WHAT TO PRODUCE:
The listing below must be repeated word for word, with its images excluded.

━━ RECORD LIST

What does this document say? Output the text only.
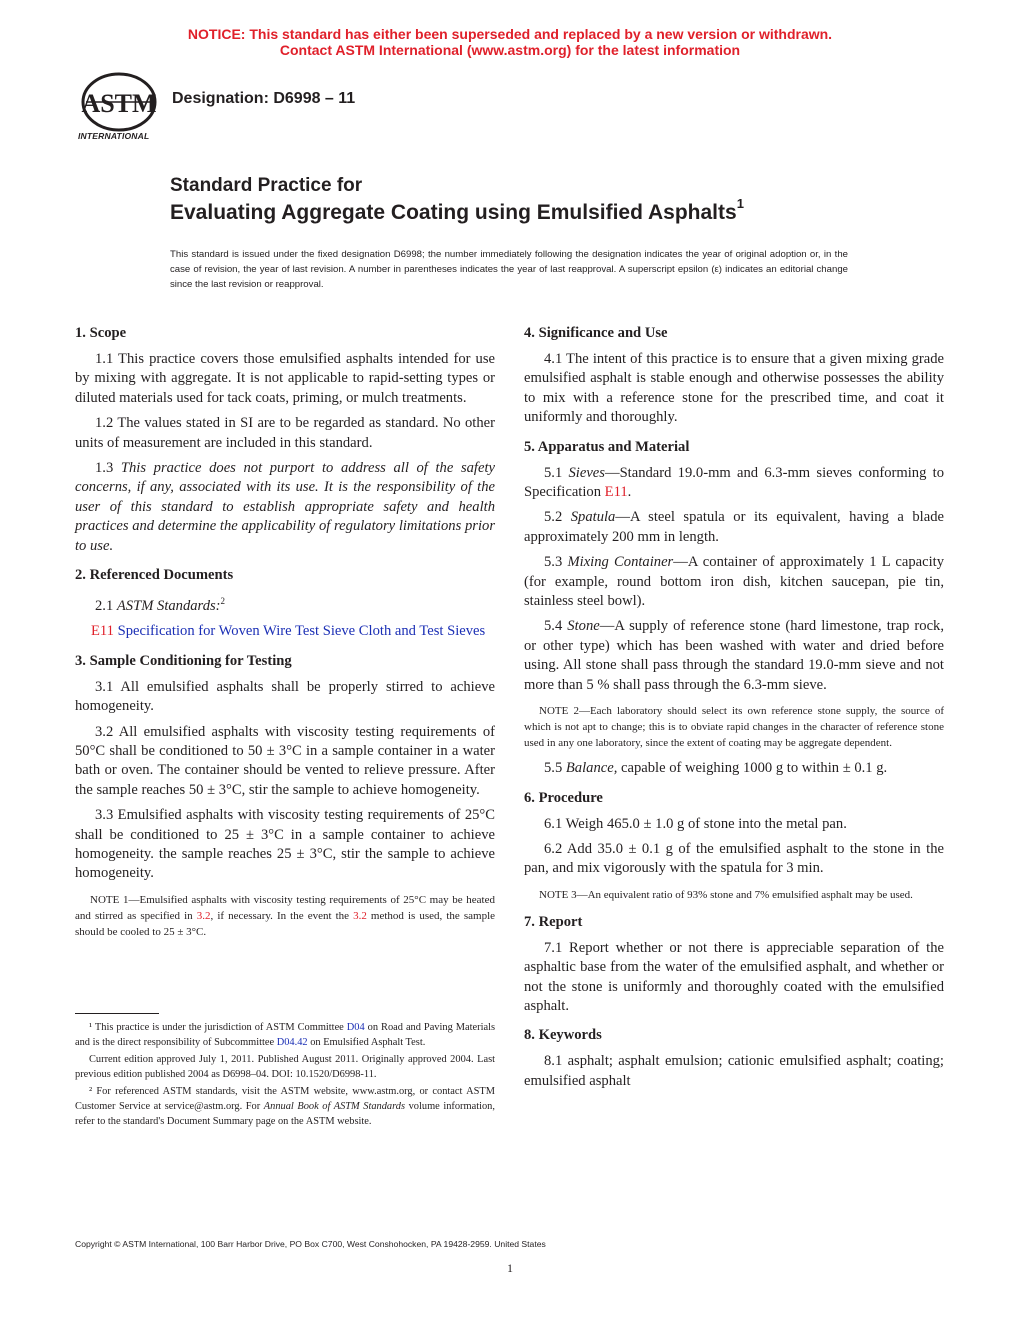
NOTICE: This standard has either been superseded and replaced by a new version or withdrawn.
Contact ASTM International (www.astm.org) for the latest information
ASTM
INTERNATIONAL
Designation: D6998 – 11
Standard Practice for
Evaluating Aggregate Coating using Emulsified Asphalts$^1$
This standard is issued under the fixed designation D6998; the number immediately following the designation indicates the year of original adoption or, in the case of revision, the year of last revision. A number in parentheses indicates the year of last reapproval. A superscript epsilon (ε) indicates an editorial change since the last revision or reapproval.
1. Scope

1.1 This practice covers those emulsified asphalts intended for use by mixing with aggregate. It is not applicable to rapid-setting types or diluted materials used for tack coats, priming, or mulch treatments.

1.2 The values stated in SI are to be regarded as standard. No other units of measurement are included in this standard.

1.3 This practice does not purport to address all of the safety concerns, if any, associated with its use. It is the responsibility of the user of this standard to establish appropriate safety and health practices and determine the applicability of regulatory limitations prior to use.

2. Referenced Documents

2.1 ASTM Standards:$^2$

E11 Specification for Woven Wire Test Sieve Cloth and Test Sieves
3. Sample Conditioning for Testing

3.1 All emulsified asphalts shall be properly stirred to achieve homogeneity.

3.2 All emulsified asphalts with viscosity testing requirements of 50°C shall be conditioned to 50 ± 3°C in a sample container in a water bath or oven. The container should be vented to relieve pressure. After the sample reaches 50 ± 3°C, stir the sample to achieve homogeneity.

3.3 Emulsified asphalts with viscosity testing requirements of 25°C shall be conditioned to 25 ± 3°C in a sample container to achieve homogeneity. the sample reaches 25 ± 3°C, stir the sample to achieve homogeneity.

NOTE 1—Emulsified asphalts with viscosity testing requirements of 25°C may be heated and stirred as specified in 3.2, if necessary. In the event the 3.2 method is used, the sample should be cooled to 25 ± 3°C.

¹ This practice is under the jurisdiction of ASTM Committee D04 on Road and Paving Materials and is the direct responsibility of Subcommittee D04.42 on Emulsified Asphalt Test.

Current edition approved July 1, 2011. Published August 2011. Originally approved 2004. Last previous edition published 2004 as D6998–04. DOI: 10.1520/D6998-11.

² For referenced ASTM standards, visit the ASTM website, www.astm.org, or contact ASTM Customer Service at service@astm.org. For Annual Book of ASTM Standards volume information, refer to the standard's Document Summary page on the ASTM website.

4. Significance and Use

4.1 The intent of this practice is to ensure that a given mixing grade emulsified asphalt is stable enough and otherwise possesses the ability to mix with a reference stone for the prescribed time, and coat it uniformly and thoroughly.

5. Apparatus and Material

5.1 Sieves—Standard 19.0-mm and 6.3-mm sieves conforming to Specification E11.

5.2 Spatula—A steel spatula or its equivalent, having a blade approximately 200 mm in length.

5.3 Mixing Container—A container of approximately 1 L capacity (for example, round bottom iron dish, kitchen saucepan, pie tin, stainless steel bowl).

5.4 Stone—A supply of reference stone (hard limestone, trap rock, or other type) which has been washed with water and dried before using. All stone shall pass through the standard 19.0-mm sieve and not more than 5 % shall pass through the 6.3-mm sieve.

NOTE 2—Each laboratory should select its own reference stone supply, the source of which is not apt to change; this is to obviate rapid changes in the character of reference stone used in any one laboratory, since the extent of coating may be aggregate dependent.

5.5 Balance, capable of weighing 1000 g to within ± 0.1 g.

6. Procedure

6.1 Weigh 465.0 ± 1.0 g of stone into the metal pan.

6.2 Add 35.0 ± 0.1 g of the emulsified asphalt to the stone in the pan, and mix vigorously with the spatula for 3 min.

NOTE 3—An equivalent ratio of 93% stone and 7% emulsified asphalt may be used.
7. Report

7.1 Report whether or not there is appreciable separation of the asphaltic base from the water of the emulsified asphalt, and whether or not the stone is uniformly and thoroughly coated with the emulsified asphalt.

8. Keywords

8.1 asphalt; asphalt emulsion; cationic emulsified asphalt; coating; emulsified asphalt

Copyright © ASTM International, 100 Barr Harbor Drive, PO Box C700, West Conshohocken, PA 19428-2959. United States
1
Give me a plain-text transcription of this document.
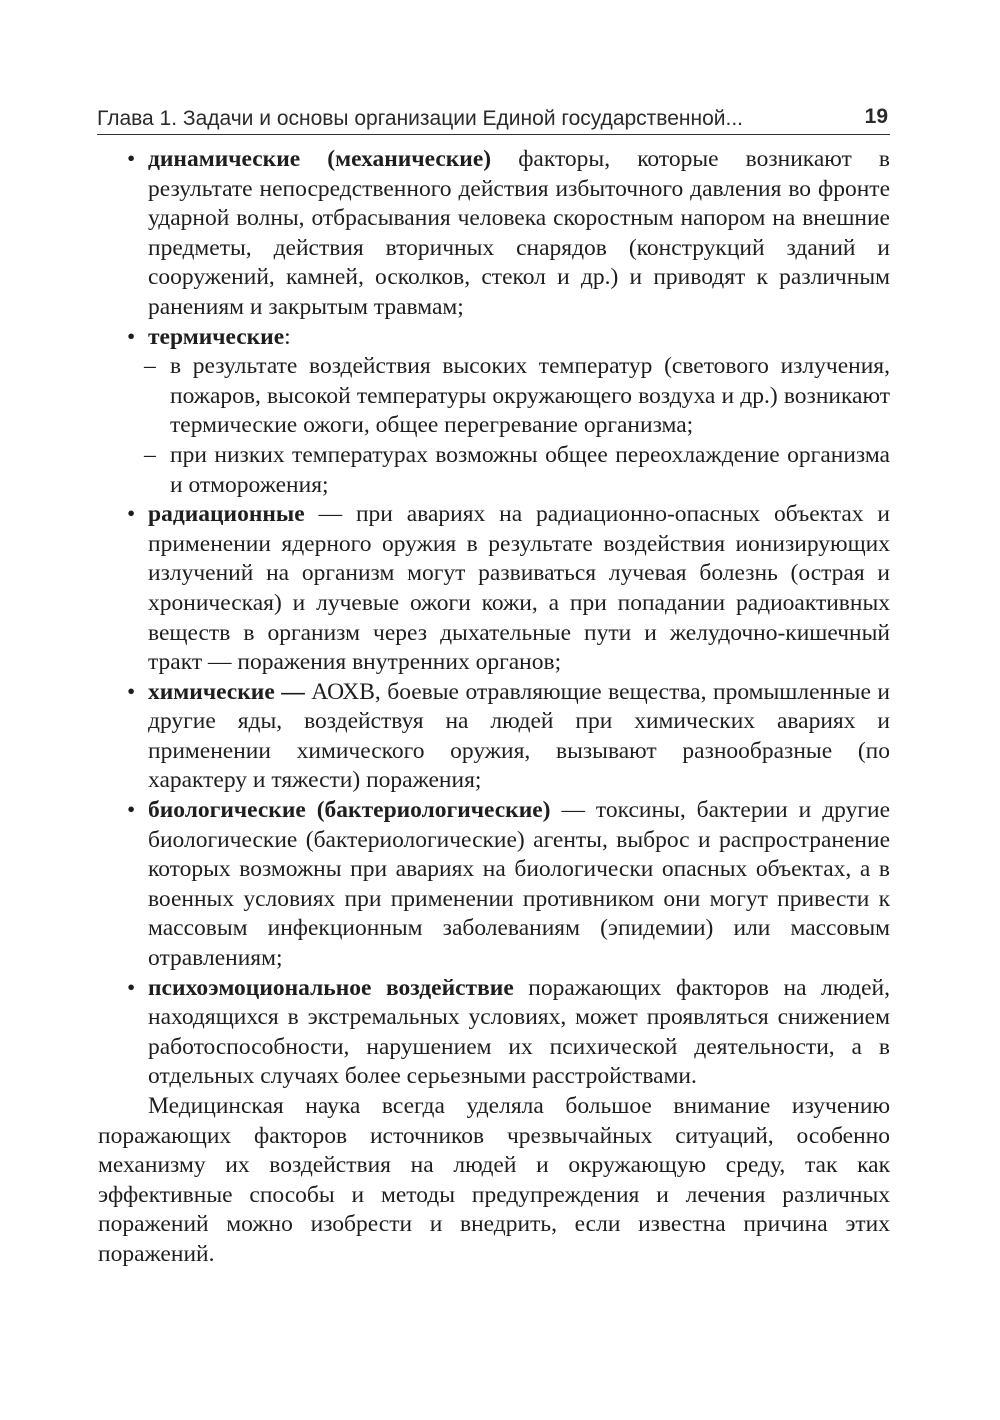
Глава 1. Задачи и основы организации Единой государственной...	19

• динамические (механические) факторы, которые возникают в результате непосредственного действия избыточного давления во фронте ударной волны, отбрасывания человека скоростным напором на внешние предметы, действия вторичных снарядов (конструкций зданий и сооружений, камней, осколков, стекол и др.) и приводят к различным ранениям и закрытым травмам;

• термические:

– в результате воздействия высоких температур (светового излучения, пожаров, высокой температуры окружающего воздуха и др.) возникают термические ожоги, общее перегревание организма;

– при низких температурах возможны общее переохлаждение организма и отморожения;

• радиационные — при авариях на радиационно-опасных объектах и применении ядерного оружия в результате воздействия ионизирующих излучений на организм могут развиваться лучевая болезнь (острая и хроническая) и лучевые ожоги кожи, а при попадании радиоактивных веществ в организм через дыхательные пути и желудочно-кишечный тракт — поражения внутренних органов;

• химические — АОХВ, боевые отравляющие вещества, промышленные и другие яды, воздействуя на людей при химических авариях и применении химического оружия, вызывают разнообразные (по характеру и тяжести) поражения;

• биологические (бактериологические) — токсины, бактерии и другие биологические (бактериологические) агенты, выброс и распространение которых возможны при авариях на биологически опасных объектах, а в военных условиях при применении противником они могут привести к массовым инфекционным заболеваниям (эпидемии) или массовым отравлениям;

• психоэмоциональное воздействие поражающих факторов на людей, находящихся в экстремальных условиях, может проявляться снижением работоспособности, нарушением их психической деятельности, а в отдельных случаях более серьезными расстройствами.

Медицинская наука всегда уделяла большое внимание изучению поражающих факторов источников чрезвычайных ситуаций, особенно механизму их воздействия на людей и окружающую среду, так как эффективные способы и методы предупреждения и лечения различных поражений можно изобрести и внедрить, если известна причина этих поражений.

━━━━

FINAL ANSWER:
What does this document say? Output the text only.
NOTICE: This standard has either been superseded and replaced by a new version or withdrawn.
Contact ASTM International (www.astm.org) for the latest information
ASTM
INTERNATIONAL
Designation: D6998 – 11
Standard Practice for
Evaluating Aggregate Coating using Emulsified Asphalts$^1$
This standard is issued under the fixed designation D6998; the number immediately following the designation indicates the year of original adoption or, in the case of revision, the year of last revision. A number in parentheses indicates the year of last reapproval. A superscript epsilon (ε) indicates an editorial change since the last revision or reapproval.
1. Scope

1.1 This practice covers those emulsified asphalts intended for use by mixing with aggregate. It is not applicable to rapid-setting types or diluted materials used for tack coats, priming, or mulch treatments.

1.2 The values stated in SI are to be regarded as standard. No other units of measurement are included in this standard.

1.3 This practice does not purport to address all of the safety concerns, if any, associated with its use. It is the responsibility of the user of this standard to establish appropriate safety and health practices and determine the applicability of regulatory limitations prior to use.

2. Referenced Documents

2.1 ASTM Standards:$^2$

E11 Specification for Woven Wire Test Sieve Cloth and Test Sieves
3. Sample Conditioning for Testing

3.1 All emulsified asphalts shall be properly stirred to achieve homogeneity.

3.2 All emulsified asphalts with viscosity testing requirements of 50°C shall be conditioned to 50 ± 3°C in a sample container in a water bath or oven. The container should be vented to relieve pressure. After the sample reaches 50 ± 3°C, stir the sample to achieve homogeneity.

3.3 Emulsified asphalts with viscosity testing requirements of 25°C shall be conditioned to 25 ± 3°C in a sample container to achieve homogeneity. the sample reaches 25 ± 3°C, stir the sample to achieve homogeneity.

NOTE 1—Emulsified asphalts with viscosity testing requirements of 25°C may be heated and stirred as specified in 3.2, if necessary. In the event the 3.2 method is used, the sample should be cooled to 25 ± 3°C.

¹ This practice is under the jurisdiction of ASTM Committee D04 on Road and Paving Materials and is the direct responsibility of Subcommittee D04.42 on Emulsified Asphalt Test.

Current edition approved July 1, 2011. Published August 2011. Originally approved 2004. Last previous edition published 2004 as D6998–04. DOI: 10.1520/D6998-11.

² For referenced ASTM standards, visit the ASTM website, www.astm.org, or contact ASTM Customer Service at service@astm.org. For Annual Book of ASTM Standards volume information, refer to the standard's Document Summary page on the ASTM website.

4. Significance and Use

4.1 The intent of this practice is to ensure that a given mixing grade emulsified asphalt is stable enough and otherwise possesses the ability to mix with a reference stone for the prescribed time, and coat it uniformly and thoroughly.

5. Apparatus and Material

5.1 Sieves—Standard 19.0-mm and 6.3-mm sieves conforming to Specification E11.

5.2 Spatula—A steel spatula or its equivalent, having a blade approximately 200 mm in length.

5.3 Mixing Container—A container of approximately 1 L capacity (for example, round bottom iron dish, kitchen saucepan, pie tin, stainless steel bowl).

5.4 Stone—A supply of reference stone (hard limestone, trap rock, or other type) which has been washed with water and dried before using. All stone shall pass through the standard 19.0-mm sieve and not more than 5 % shall pass through the 6.3-mm sieve.

NOTE 2—Each laboratory should select its own reference stone supply, the source of which is not apt to change; this is to obviate rapid changes in the character of reference stone used in any one laboratory, since the extent of coating may be aggregate dependent.

5.5 Balance, capable of weighing 1000 g to within ± 0.1 g.

6. Procedure

6.1 Weigh 465.0 ± 1.0 g of stone into the metal pan.

6.2 Add 35.0 ± 0.1 g of the emulsified asphalt to the stone in the pan, and mix vigorously with the spatula for 3 min.

NOTE 3—An equivalent ratio of 93% stone and 7% emulsified asphalt may be used.
7. Report

7.1 Report whether or not there is appreciable separation of the asphaltic base from the water of the emulsified asphalt, and whether or not the stone is uniformly and thoroughly coated with the emulsified asphalt.

8. Keywords

8.1 asphalt; asphalt emulsion; cationic emulsified asphalt; coating; emulsified asphalt

Copyright © ASTM International, 100 Barr Harbor Drive, PO Box C700, West Conshohocken, PA 19428-2959. United States
1
Give me a plain-text transcription of this document.
Глава 1. Задачи и основы организации Единой государственной...	19

• динамические (механические) факторы, которые возникают в результате непосредственного действия избыточного давления во фронте ударной волны, отбрасывания человека скоростным напором на внешние предметы, действия вторичных снарядов (конструкций зданий и сооружений, камней, осколков, стекол и др.) и приводят к различным ранениям и закрытым травмам;

• термические:

– в результате воздействия высоких температур (светового излучения, пожаров, высокой температуры окружающего воздуха и др.) возникают термические ожоги, общее перегревание организма;

– при низких температурах возможны общее переохлаждение организма и отморожения;

• радиационные — при авариях на радиационно-опасных объектах и применении ядерного оружия в результате воздействия ионизирующих излучений на организм могут развиваться лучевая болезнь (острая и хроническая) и лучевые ожоги кожи, а при попадании радиоактивных веществ в организм через дыхательные пути и желудочно-кишечный тракт — поражения внутренних органов;

• химические — АОХВ, боевые отравляющие вещества, промышленные и другие яды, воздействуя на людей при химических авариях и применении химического оружия, вызывают разнообразные (по характеру и тяжести) поражения;

• биологические (бактериологические) — токсины, бактерии и другие биологические (бактериологические) агенты, выброс и распространение которых возможны при авариях на биологически опасных объектах, а в военных условиях при применении противником они могут привести к массовым инфекционным заболеваниям (эпидемии) или массовым отравлениям;

• психоэмоциональное воздействие поражающих факторов на людей, находящихся в экстремальных условиях, может проявляться снижением работоспособности, нарушением их психической деятельности, а в отдельных случаях более серьезными расстройствами.

Медицинская наука всегда уделяла большое внимание изучению поражающих факторов источников чрезвычайных ситуаций, особенно механизму их воздействия на людей и окружающую среду, так как эффективные способы и методы предупреждения и лечения различных поражений можно изобрести и внедрить, если известна причина этих поражений.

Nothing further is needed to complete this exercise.